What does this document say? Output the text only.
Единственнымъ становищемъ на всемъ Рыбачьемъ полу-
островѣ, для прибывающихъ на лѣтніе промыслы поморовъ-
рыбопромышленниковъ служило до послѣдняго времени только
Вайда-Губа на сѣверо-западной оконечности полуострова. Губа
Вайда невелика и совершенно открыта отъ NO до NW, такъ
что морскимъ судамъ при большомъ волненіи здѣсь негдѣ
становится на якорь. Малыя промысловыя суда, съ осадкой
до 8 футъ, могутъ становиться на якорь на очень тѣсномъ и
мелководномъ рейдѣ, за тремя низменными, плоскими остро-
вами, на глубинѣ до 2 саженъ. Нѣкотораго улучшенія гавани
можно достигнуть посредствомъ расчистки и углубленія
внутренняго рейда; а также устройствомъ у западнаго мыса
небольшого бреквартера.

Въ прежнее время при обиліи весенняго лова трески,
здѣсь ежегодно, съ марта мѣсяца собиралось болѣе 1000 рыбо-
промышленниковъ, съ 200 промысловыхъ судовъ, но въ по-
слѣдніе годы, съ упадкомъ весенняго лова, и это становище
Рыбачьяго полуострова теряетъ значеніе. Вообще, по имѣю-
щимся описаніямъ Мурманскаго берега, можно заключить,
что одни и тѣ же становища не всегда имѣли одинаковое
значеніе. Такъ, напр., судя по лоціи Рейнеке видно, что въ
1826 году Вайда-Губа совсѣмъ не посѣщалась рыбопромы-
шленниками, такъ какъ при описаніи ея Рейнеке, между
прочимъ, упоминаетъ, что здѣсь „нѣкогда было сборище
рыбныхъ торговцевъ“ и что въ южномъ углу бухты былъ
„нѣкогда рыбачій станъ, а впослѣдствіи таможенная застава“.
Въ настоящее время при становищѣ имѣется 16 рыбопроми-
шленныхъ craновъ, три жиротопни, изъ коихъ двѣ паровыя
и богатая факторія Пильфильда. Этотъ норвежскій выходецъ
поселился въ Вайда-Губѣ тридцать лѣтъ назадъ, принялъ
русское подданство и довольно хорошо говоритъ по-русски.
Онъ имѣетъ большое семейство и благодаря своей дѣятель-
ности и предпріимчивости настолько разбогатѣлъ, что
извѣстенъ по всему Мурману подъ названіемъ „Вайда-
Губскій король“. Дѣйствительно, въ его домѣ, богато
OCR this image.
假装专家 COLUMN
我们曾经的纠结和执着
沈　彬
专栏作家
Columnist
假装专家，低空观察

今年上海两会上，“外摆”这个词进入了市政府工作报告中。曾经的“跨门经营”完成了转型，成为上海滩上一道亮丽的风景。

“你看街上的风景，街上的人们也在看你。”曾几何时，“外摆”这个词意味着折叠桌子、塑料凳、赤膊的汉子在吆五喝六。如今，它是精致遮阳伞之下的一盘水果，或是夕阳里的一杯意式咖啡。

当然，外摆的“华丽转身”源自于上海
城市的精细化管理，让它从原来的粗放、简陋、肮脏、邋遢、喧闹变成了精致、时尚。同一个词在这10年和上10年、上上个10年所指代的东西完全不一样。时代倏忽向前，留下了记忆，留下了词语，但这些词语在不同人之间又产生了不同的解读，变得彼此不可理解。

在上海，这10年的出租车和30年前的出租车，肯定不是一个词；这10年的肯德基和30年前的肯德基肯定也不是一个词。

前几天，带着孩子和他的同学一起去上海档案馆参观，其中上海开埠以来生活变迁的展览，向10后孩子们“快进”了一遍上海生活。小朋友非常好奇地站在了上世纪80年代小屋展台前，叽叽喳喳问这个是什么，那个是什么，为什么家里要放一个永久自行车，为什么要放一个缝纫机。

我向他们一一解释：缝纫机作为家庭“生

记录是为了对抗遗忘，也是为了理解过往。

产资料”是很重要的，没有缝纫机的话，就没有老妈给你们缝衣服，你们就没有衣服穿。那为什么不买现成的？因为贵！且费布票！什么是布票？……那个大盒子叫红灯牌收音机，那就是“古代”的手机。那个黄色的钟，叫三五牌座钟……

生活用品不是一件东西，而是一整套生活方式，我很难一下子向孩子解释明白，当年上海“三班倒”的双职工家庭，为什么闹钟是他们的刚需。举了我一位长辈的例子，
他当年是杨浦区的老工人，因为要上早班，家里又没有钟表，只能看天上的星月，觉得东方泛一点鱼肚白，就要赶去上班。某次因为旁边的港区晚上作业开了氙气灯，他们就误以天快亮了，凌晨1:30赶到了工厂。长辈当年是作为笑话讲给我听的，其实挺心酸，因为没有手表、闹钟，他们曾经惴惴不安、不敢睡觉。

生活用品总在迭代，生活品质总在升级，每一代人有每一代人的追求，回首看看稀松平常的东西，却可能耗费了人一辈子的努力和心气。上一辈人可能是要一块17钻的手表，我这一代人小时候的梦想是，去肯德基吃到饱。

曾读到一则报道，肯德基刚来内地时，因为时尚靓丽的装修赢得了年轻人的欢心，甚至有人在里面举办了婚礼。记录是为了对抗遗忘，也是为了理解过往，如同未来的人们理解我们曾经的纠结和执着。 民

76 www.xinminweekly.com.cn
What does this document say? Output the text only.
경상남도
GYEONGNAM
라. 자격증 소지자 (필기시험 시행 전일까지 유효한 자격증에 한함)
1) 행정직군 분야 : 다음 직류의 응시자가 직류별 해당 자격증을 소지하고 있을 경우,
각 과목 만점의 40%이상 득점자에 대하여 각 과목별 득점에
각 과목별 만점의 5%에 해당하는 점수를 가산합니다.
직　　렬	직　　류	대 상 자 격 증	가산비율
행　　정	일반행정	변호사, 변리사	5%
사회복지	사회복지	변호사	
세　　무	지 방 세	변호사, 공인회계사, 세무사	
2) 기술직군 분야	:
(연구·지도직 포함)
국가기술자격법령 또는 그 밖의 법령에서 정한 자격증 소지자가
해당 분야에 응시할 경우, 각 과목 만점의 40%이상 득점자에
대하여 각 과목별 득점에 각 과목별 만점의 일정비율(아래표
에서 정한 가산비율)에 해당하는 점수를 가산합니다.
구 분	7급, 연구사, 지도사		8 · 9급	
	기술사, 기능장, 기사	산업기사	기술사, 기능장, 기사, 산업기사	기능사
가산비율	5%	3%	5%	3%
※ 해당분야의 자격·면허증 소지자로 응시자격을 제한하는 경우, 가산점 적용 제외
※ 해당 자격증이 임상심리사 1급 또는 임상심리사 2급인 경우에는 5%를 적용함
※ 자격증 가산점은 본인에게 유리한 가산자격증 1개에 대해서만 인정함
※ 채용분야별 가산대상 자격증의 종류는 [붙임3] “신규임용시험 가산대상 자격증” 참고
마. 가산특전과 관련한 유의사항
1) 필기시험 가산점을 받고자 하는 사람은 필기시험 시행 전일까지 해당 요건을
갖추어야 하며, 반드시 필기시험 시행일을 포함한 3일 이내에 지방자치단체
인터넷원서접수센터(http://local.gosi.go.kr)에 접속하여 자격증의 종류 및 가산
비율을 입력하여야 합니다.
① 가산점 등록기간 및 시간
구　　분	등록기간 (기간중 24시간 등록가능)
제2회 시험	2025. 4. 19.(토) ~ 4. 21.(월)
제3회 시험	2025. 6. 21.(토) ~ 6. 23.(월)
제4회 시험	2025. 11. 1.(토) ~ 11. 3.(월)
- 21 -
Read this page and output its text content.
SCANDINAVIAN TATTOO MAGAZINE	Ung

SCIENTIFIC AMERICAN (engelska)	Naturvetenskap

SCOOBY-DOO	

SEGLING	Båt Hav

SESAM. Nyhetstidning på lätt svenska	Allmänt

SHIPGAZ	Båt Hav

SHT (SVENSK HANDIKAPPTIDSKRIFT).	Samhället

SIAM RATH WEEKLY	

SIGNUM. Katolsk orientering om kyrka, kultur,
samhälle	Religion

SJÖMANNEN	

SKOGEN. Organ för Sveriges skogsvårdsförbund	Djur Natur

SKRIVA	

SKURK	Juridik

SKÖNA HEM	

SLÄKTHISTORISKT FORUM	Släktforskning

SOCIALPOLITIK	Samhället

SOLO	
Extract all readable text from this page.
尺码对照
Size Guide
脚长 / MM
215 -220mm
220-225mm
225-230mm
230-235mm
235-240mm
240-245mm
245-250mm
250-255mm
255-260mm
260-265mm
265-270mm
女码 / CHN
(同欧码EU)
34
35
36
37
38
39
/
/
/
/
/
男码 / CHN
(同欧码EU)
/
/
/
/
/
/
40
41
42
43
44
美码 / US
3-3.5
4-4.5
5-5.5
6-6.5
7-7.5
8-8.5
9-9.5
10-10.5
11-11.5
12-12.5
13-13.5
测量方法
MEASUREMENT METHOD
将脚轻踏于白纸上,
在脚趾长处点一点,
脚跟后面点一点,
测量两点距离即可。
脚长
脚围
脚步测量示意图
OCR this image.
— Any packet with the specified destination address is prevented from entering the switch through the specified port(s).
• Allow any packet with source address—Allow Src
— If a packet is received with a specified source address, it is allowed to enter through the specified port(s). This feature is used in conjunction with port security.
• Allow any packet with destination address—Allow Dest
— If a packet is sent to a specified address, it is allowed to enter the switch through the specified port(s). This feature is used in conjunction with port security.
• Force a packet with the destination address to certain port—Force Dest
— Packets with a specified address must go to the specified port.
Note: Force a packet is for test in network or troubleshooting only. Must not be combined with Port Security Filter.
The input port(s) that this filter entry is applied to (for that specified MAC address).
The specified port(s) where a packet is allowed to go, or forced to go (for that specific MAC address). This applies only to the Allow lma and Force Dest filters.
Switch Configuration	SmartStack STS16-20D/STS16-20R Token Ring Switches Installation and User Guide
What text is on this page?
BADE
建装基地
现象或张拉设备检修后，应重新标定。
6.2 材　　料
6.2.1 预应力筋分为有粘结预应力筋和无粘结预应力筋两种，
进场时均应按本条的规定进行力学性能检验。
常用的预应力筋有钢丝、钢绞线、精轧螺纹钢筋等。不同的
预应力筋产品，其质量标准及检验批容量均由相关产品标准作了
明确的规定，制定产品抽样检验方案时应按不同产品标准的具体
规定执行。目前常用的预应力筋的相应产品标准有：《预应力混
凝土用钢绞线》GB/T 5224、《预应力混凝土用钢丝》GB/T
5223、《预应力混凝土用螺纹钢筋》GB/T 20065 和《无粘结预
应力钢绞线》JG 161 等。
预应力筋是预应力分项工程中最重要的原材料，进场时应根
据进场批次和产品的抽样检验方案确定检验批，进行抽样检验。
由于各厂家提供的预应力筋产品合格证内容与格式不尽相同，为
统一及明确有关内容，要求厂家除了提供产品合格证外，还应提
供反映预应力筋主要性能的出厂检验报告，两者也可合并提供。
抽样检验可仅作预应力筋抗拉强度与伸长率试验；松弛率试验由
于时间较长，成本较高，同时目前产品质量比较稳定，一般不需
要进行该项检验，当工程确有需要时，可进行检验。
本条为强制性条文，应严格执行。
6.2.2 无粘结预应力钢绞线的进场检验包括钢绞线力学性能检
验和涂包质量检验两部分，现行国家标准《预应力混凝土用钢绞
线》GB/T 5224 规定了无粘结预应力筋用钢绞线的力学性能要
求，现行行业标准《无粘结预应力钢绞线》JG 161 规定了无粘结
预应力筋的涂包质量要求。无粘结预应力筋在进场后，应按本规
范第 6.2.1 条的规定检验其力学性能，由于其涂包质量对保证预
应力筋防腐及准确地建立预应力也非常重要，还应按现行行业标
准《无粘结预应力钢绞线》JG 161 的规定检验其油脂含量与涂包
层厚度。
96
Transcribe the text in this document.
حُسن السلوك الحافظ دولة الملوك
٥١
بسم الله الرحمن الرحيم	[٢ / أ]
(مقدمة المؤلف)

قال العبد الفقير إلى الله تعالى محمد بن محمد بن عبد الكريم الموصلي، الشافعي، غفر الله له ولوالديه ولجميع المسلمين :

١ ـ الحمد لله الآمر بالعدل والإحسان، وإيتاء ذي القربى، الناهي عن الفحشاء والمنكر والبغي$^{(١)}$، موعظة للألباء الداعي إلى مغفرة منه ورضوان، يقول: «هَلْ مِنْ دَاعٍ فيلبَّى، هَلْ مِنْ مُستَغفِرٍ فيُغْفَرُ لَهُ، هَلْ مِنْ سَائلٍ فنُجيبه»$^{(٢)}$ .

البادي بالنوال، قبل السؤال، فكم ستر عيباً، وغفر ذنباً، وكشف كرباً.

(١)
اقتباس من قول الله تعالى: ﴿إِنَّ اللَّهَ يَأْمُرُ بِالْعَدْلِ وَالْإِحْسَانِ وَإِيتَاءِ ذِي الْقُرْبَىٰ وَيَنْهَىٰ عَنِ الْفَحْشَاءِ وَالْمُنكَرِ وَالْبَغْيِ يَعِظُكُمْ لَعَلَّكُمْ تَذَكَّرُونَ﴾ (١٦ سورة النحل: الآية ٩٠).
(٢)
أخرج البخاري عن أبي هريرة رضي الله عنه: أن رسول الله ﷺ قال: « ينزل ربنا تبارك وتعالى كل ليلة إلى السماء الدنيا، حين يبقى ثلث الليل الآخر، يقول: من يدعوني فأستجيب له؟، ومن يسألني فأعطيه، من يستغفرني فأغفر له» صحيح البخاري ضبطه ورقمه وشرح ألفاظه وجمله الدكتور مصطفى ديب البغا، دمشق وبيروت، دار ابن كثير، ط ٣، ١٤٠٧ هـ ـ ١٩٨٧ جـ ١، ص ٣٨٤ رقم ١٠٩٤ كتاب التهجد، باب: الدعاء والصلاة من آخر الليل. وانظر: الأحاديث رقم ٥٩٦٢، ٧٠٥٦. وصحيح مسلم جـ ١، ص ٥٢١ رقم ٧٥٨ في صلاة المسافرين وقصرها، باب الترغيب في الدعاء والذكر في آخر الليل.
# # # # #
_Task to complete_: Lines containing the string "记录是为了对抗遗忘" should be counted; reply with their number and nothing more.

_Reply_: 2